Extract:
--- BEGIN ---

MK: So my dream of playing the steel drums went away, but most recently I was able to borrow some. And so currently in my house is a lead pan that I am trying to learn to play and it’s so much fun. It’s awesome, but I’m terrible at it right now, but I just literally like the past few weeks started mucking around with it. So it’s pretty exciting.
LD: Oh, that’s awesome. That’s very cool. Next stop, Virgin Islands, right?
MK: That’s right.
LD: There you go. The characters, a little bit about the characters, the band members in this book, Mo and his bandmates, they seemed lost, like they never grew up or maybe they didn’t really know how to. And I was wondering, did you base these guys on anyone real or anything that you’ve seen from your band years or where did that element of the story come from?
MK: There’s no analog in real life to, like, character A is based on a certain individual. I think they’re based a little bit on my overall experience just knowing a lot of musicians and knowing a lot of musicians who were really talented, but at some point, what are you going to do? If it’s not enough money to live on, but you don’t want to; I guess what happened was I saw a lot of them when I was in my 20s, I saw a lot of older musicians who were in the situation where they had to take every gig that came along and they didn’t like playing anymore and that seemed really heartbreaking.
So these are guys in the book who on the one hand love playing so much they would do anything to do it. And on the other hand, that becomes a little bit of a curse because it stopped them from, it arrests them. And certainly Mo, when the story opens, he’s convinced himself he’s got it made. He’s found the loophole in life. He gets to work on the beach selling, renting out umbrellas and renting out beach chairs and he gets paid to have a bathing suit and sit on the beach and it’s awesome. Of course, he’s to some extent deluding himself, but I think that’s; there’s that; he’s stuck. So yeah, I think again, not based on specific people, but definitely based on people.
LD: Now his daughter, on the other hand, boy, in the end, she outsmarts everybody.
MK: Yeah. Janice is the brains.
LD: She is, oh my goodness, the band, the amusement park, the police. I love that. She’s 17. So you see Mo, he kind of grows up. He has an opportunity to really solidify that beach bum lifestyle. And when he walks right up to it, he goes, “You know what? I don’t actually want this anymore.” But at the same time, he doesn’t seem to know what else to do either. And she’s the one who finishes the robbery, gets all the money, makes the stuff happen, evades the police and then pulls him out of being stuck. So she’s like the hero. Where did this come from? This idea that the 17-year-old daughter is the one who, you know what I mean? Is going to save the day or pull off the crime, which, surprise.

--- END ---

Supplied material:

--- BEGIN ---

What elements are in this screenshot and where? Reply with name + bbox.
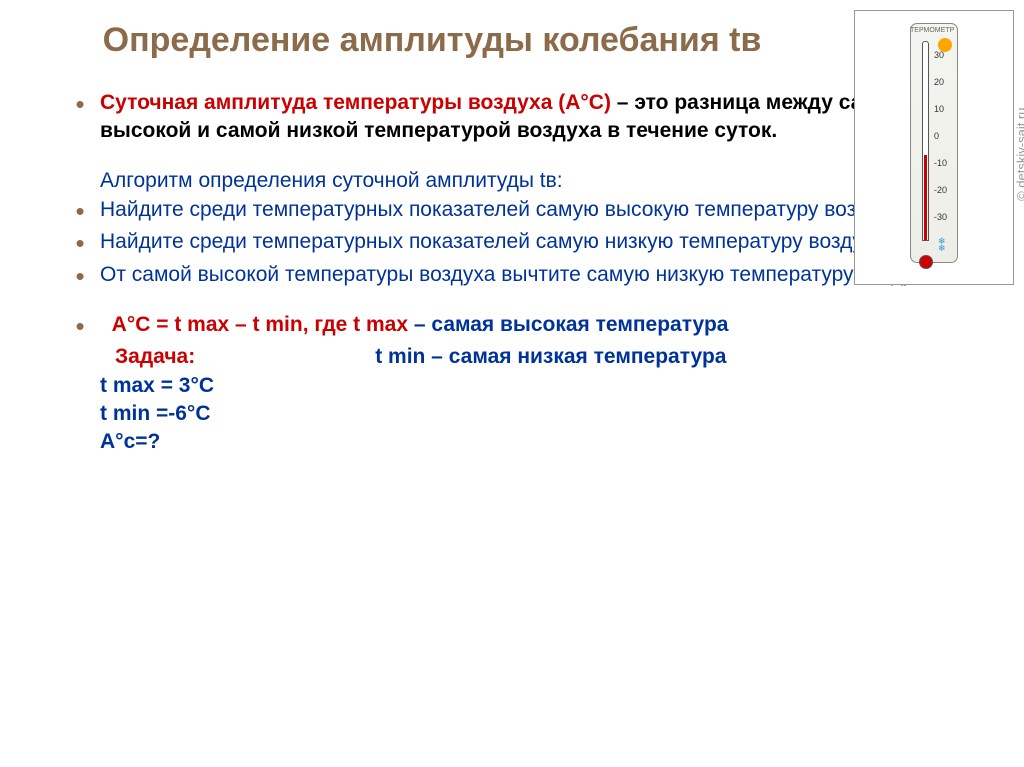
formula: А°С = t max – t min, где t max [112, 313, 408, 336]
definition-term: Суточная амплитуда температуры воздуха (… [100, 91, 611, 114]
tick-label: 30 [934, 51, 944, 60]
bullet-icon: • [60, 196, 100, 224]
example-tmin: t min =-6°С [60, 400, 984, 428]
thermometer-label: ТЕРМОМЕТР [910, 27, 952, 34]
tick-label: -20 [934, 186, 947, 195]
definition-connector: – это [611, 91, 674, 114]
bullet-step-3: • От самой высокой температуры воздуха в… [60, 261, 984, 289]
example-tmax: t max = 3°С [60, 372, 984, 400]
step-text: Найдите среди температурных показателей … [100, 228, 984, 256]
tick-label: 10 [934, 105, 944, 114]
bullet-step-2: • Найдите среди температурных показателе… [60, 228, 984, 256]
step-text: Найдите среди температурных показателей … [100, 196, 984, 224]
thermometer-image: ТЕРМОМЕТР 30 20 10 0 -10 -20 -30 ❄❄ © de… [854, 10, 1014, 285]
definition-text: Суточная амплитуда температуры воздуха (… [100, 89, 984, 146]
formula-line: А°С = t max – t min, где t max – самая в… [100, 311, 984, 339]
thermometer-tube [922, 41, 929, 241]
formula-tail: – самая высокая температура [408, 313, 728, 336]
bullet-icon: • [60, 311, 100, 339]
bullet-formula: • А°С = t max – t min, где t max – самая… [60, 311, 984, 339]
task-label: Задача: [115, 345, 195, 368]
step-text: От самой высокой температуры воздуха выч… [100, 261, 984, 289]
bullet-icon: • [60, 261, 100, 289]
tick-label: 0 [934, 132, 939, 141]
bullet-icon: • [60, 89, 100, 117]
image-credit: © detskiy-sait.ru [1014, 107, 1024, 200]
bullet-step-1: • Найдите среди температурных показателе… [60, 196, 984, 224]
slide: ТЕРМОМЕТР 30 20 10 0 -10 -20 -30 ❄❄ © de… [0, 0, 1024, 767]
thermometer-illustration: ТЕРМОМЕТР 30 20 10 0 -10 -20 -30 ❄❄ [904, 23, 964, 273]
snowflake-icon: ❄❄ [938, 238, 946, 252]
tick-label: -30 [934, 213, 947, 222]
tick-label: -10 [934, 159, 947, 168]
algorithm-heading: Алгоритм определения суточной амплитуды … [60, 167, 984, 195]
bullet-icon: • [60, 228, 100, 256]
tmin-definition: t min – самая низкая температура [375, 345, 726, 368]
example-result: А°с=? [60, 428, 984, 456]
bullet-definition: • Суточная амплитуда температуры воздуха… [60, 89, 984, 146]
tick-label: 20 [934, 78, 944, 87]
slide-content: • Суточная амплитуда температуры воздуха… [60, 89, 984, 457]
slide-title: Определение амплитуды колебания tв [60, 20, 984, 61]
task-tmin-line: Задача: t min – самая низкая температура [60, 343, 984, 371]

--- END ---

Set problem 1:
Write out the stretch of the interview from "LD: Oh, that’s" through "story come from?".
Set problem 2:
Using the interview, decide whether each statement agrees with it. Answer yes or no, and quote the words that settle it.
(a) MK says the band members are each based on a certain real person.
(b) Janice is 17 years old.
(c) When the story opens, Mo rents out umbrellas and beach chairs on the beach.
Set problem 3:
Carry on the interview about the novel from the point where it stops.
The records above are separate from the interview.

Task answer 1:
LD: Oh, that’s awesome. That’s very cool. Next stop, Virgin Islands, right?
MK: That’s right.
LD: There you go. The characters, a little bit about the characters, the band members in this book, Mo and his bandmates, they seemed lost, like they never grew up or maybe they didn’t really know how to. And I was wondering, did you base these guys on anyone real or anything that you’ve seen from your band years or where did that element of the story come from?

Task answer 2:
(a) No: "There’s no analog in real life to, like, character A is based on a certain individual."
(b) Yes: "She’s 17."
(c) Yes: "He gets to work on the beach selling, renting out umbrellas and renting out beach chairs"

Task answer 3:
MK: There’s a lot of things that are maddening about writing, but one of the things that I love maybe the most is when ideas just pop out of nowhere and you know they’re right. And one of the things that happened was I was writing first, I don’t know, a couple of chapters, I think it was really the first chapter. Now it’s split into three chapters, but at the time it was one. It was the end of the first chapter and Mo is, he’s playing the drums on this silly game on the boardwalk trying to beat the record and he gets really into it and then he sees these two girls, like teenage girls staring at him and he’s mortified and they’re mortified looking at him being mortified and it’s just this totally, he feels so stupid and old and pathetic and then just this line shot into me like, “the red-haired one was my daughter,” because that would make it even worse.
And I was like, I don’t know where that came from, but now apparently there’s a daughter in the story, so how’s that going to go? And so it just developed that she became a presence in the story and as I was working on it, she became more and more of a presence. And then the more she was on the page, I realized, oh no, she’s the brains here and she’s the one with the most verve and it made sense that she would pull it off.
Now I didn’t know how the novel was going to end. I usually do plan a little bit, not a ton. There’s the planners and the pantsers. Do you plan everything or do you fly by the seat of your pants? And I usually am somewhere in the middle where I know before I start writing chapters, where is it going to start? What are the three or four big pivot points maybe and how it’s going to end. And every single time I do that, I’m wrong about the end. So in this case, I thought it was going to end a couple chapters earlier, a much quieter ending and then, I forget, I was doing dishes, just some nothing task and I was like, “Oh wait a minute. No, no, no, that’s totally wrong. I exactly know how it’s going to go work.” With Janice, she’s the key, but I didn’t really know that until pretty far along in the drafting process.
LD: I was going to ask you about your writing process because you teach writing, you’ve taught it to college students, you ran a creative writing program and now you’re talking to high school students, I’m sure is a whole different experience. But I was curious about your process, but also what you tell people who want to become writers who are in these creative writing programs and are learning how to do it. I also love that you’re writing books that are readable and fun and funny because whenever I think about creative writing programs, I could be wrong about this, I tend to think of serious, real serious books and I love that you’re writing fun, interesting, you know what I mean, readable stuff. Do you have students to do the same thing and what do you tell them as you’re teaching?
MK: OK. So as far as the creative writing programs, I do think that people are writing all kinds of things and I think there is more of an appetite now than maybe 30 or 40 years ago for a wider range of things. My short stories I guess would be more conventional literary fiction, etc. I don’t really think about genre too much. It’s just like, what’s the story require? My first novel was called a thriller and was packaged as a thriller and shelved as a thriller because the editor who bought it was a thriller editor. But I didn’t write it to be a thriller, I just write it to be a novel that had some crime stuff in it.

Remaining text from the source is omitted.